▼

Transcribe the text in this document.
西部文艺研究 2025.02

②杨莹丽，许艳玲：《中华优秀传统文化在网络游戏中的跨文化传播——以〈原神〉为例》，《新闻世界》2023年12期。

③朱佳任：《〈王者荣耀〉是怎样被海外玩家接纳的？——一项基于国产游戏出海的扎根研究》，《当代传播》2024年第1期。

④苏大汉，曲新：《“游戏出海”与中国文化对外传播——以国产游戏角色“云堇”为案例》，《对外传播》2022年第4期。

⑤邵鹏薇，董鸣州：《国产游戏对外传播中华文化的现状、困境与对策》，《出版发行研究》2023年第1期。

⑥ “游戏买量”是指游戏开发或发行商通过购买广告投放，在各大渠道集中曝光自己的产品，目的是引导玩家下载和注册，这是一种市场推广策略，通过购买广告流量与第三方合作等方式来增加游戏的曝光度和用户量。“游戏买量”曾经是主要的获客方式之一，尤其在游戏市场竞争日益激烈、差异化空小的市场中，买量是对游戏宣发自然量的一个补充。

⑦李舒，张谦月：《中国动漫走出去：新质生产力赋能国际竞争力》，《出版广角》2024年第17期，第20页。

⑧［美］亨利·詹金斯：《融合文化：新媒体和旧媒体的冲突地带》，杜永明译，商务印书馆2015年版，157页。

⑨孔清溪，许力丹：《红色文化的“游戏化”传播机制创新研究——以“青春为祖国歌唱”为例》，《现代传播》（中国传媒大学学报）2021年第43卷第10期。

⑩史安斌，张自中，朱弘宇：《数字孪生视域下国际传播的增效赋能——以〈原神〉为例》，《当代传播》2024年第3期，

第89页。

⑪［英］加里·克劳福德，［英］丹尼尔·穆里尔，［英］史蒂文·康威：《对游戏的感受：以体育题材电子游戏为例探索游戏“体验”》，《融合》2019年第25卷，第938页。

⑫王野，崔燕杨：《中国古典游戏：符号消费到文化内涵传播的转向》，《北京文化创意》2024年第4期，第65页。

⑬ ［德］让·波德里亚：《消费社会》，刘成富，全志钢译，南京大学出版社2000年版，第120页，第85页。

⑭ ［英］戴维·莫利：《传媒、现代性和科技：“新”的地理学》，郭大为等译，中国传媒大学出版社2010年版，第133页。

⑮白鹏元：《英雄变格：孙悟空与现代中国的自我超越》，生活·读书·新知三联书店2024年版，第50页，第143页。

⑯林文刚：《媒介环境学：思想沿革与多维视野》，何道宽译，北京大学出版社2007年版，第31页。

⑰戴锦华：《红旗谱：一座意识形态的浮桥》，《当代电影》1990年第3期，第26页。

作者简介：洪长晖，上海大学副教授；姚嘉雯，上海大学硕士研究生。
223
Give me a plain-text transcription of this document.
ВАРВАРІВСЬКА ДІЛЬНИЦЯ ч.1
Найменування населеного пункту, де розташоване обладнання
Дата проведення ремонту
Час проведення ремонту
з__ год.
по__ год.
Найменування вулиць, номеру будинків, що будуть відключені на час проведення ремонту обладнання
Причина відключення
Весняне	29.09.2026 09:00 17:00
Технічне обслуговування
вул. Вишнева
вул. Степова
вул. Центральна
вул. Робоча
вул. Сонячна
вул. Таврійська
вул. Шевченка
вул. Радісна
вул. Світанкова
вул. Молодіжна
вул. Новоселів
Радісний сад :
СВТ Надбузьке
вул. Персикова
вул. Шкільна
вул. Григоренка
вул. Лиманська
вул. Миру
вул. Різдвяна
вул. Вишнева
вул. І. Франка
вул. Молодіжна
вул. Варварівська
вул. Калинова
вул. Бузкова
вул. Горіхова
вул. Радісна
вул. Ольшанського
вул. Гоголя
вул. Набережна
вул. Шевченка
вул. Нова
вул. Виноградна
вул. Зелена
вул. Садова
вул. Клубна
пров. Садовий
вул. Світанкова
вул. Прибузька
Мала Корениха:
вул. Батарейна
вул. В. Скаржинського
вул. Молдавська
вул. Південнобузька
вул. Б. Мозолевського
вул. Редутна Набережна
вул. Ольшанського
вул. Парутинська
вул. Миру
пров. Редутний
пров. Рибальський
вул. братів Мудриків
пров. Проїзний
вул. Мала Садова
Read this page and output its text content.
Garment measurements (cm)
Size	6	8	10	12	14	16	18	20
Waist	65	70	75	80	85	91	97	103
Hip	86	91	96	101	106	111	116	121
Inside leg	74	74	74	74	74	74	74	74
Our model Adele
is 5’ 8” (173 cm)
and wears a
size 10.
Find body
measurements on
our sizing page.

▲

→ What needs to be done: Print again each line of the listing above, exactly as it appears.

→ Task response:
Transcribe the text in this document.
西部文艺研究 2025.02

②杨莹丽，许艳玲：《中华优秀传统文化在网络游戏中的跨文化传播——以〈原神〉为例》，《新闻世界》2023年12期。

③朱佳任：《〈王者荣耀〉是怎样被海外玩家接纳的？——一项基于国产游戏出海的扎根研究》，《当代传播》2024年第1期。

④苏大汉，曲新：《“游戏出海”与中国文化对外传播——以国产游戏角色“云堇”为案例》，《对外传播》2022年第4期。

⑤邵鹏薇，董鸣州：《国产游戏对外传播中华文化的现状、困境与对策》，《出版发行研究》2023年第1期。

⑥ “游戏买量”是指游戏开发或发行商通过购买广告投放，在各大渠道集中曝光自己的产品，目的是引导玩家下载和注册，这是一种市场推广策略，通过购买广告流量与第三方合作等方式来增加游戏的曝光度和用户量。“游戏买量”曾经是主要的获客方式之一，尤其在游戏市场竞争日益激烈、差异化空小的市场中，买量是对游戏宣发自然量的一个补充。

⑦李舒，张谦月：《中国动漫走出去：新质生产力赋能国际竞争力》，《出版广角》2024年第17期，第20页。

⑧［美］亨利·詹金斯：《融合文化：新媒体和旧媒体的冲突地带》，杜永明译，商务印书馆2015年版，157页。

⑨孔清溪，许力丹：《红色文化的“游戏化”传播机制创新研究——以“青春为祖国歌唱”为例》，《现代传播》（中国传媒大学学报）2021年第43卷第10期。

⑩史安斌，张自中，朱弘宇：《数字孪生视域下国际传播的增效赋能——以〈原神〉为例》，《当代传播》2024年第3期，

第89页。

⑪［英］加里·克劳福德，［英］丹尼尔·穆里尔，［英］史蒂文·康威：《对游戏的感受：以体育题材电子游戏为例探索游戏“体验”》，《融合》2019年第25卷，第938页。

⑫王野，崔燕杨：《中国古典游戏：符号消费到文化内涵传播的转向》，《北京文化创意》2024年第4期，第65页。

⑬ ［德］让·波德里亚：《消费社会》，刘成富，全志钢译，南京大学出版社2000年版，第120页，第85页。

⑭ ［英］戴维·莫利：《传媒、现代性和科技：“新”的地理学》，郭大为等译，中国传媒大学出版社2010年版，第133页。

⑮白鹏元：《英雄变格：孙悟空与现代中国的自我超越》，生活·读书·新知三联书店2024年版，第50页，第143页。

⑯林文刚：《媒介环境学：思想沿革与多维视野》，何道宽译，北京大学出版社2007年版，第31页。

⑰戴锦华：《红旗谱：一座意识形态的浮桥》，《当代电影》1990年第3期，第26页。

作者简介：洪长晖，上海大学副教授；姚嘉雯，上海大学硕士研究生。
223
Give me a plain-text transcription of this document.
ВАРВАРІВСЬКА ДІЛЬНИЦЯ ч.1
Найменування населеного пункту, де розташоване обладнання
Дата проведення ремонту
Час проведення ремонту
з__ год.
по__ год.
Найменування вулиць, номеру будинків, що будуть відключені на час проведення ремонту обладнання
Причина відключення
Весняне	29.09.2026 09:00 17:00
Технічне обслуговування
вул. Вишнева
вул. Степова
вул. Центральна
вул. Робоча
вул. Сонячна
вул. Таврійська
вул. Шевченка
вул. Радісна
вул. Світанкова
вул. Молодіжна
вул. Новоселів
Радісний сад :
СВТ Надбузьке
вул. Персикова
вул. Шкільна
вул. Григоренка
вул. Лиманська
вул. Миру
вул. Різдвяна
вул. Вишнева
вул. І. Франка
вул. Молодіжна
вул. Варварівська
вул. Калинова
вул. Бузкова
вул. Горіхова
вул. Радісна
вул. Ольшанського
вул. Гоголя
вул. Набережна
вул. Шевченка
вул. Нова
вул. Виноградна
вул. Зелена
вул. Садова
вул. Клубна
пров. Садовий
вул. Світанкова
вул. Прибузька
Мала Корениха:
вул. Батарейна
вул. В. Скаржинського
вул. Молдавська
вул. Південнобузька
вул. Б. Мозолевського
вул. Редутна Набережна
вул. Ольшанського
вул. Парутинська
вул. Миру
пров. Редутний
пров. Рибальський
вул. братів Мудриків
пров. Проїзний
вул. Мала Садова
Read this page and output its text content.
Garment measurements (cm)
Size	6	8	10	12	14	16	18	20
Waist	65	70	75	80	85	91	97	103
Hip	86	91	96	101	106	111	116	121
Inside leg	74	74	74	74	74	74	74	74
Our model Adele
is 5’ 8” (173 cm)
and wears a
size 10.
Find body
measurements on
our sizing page.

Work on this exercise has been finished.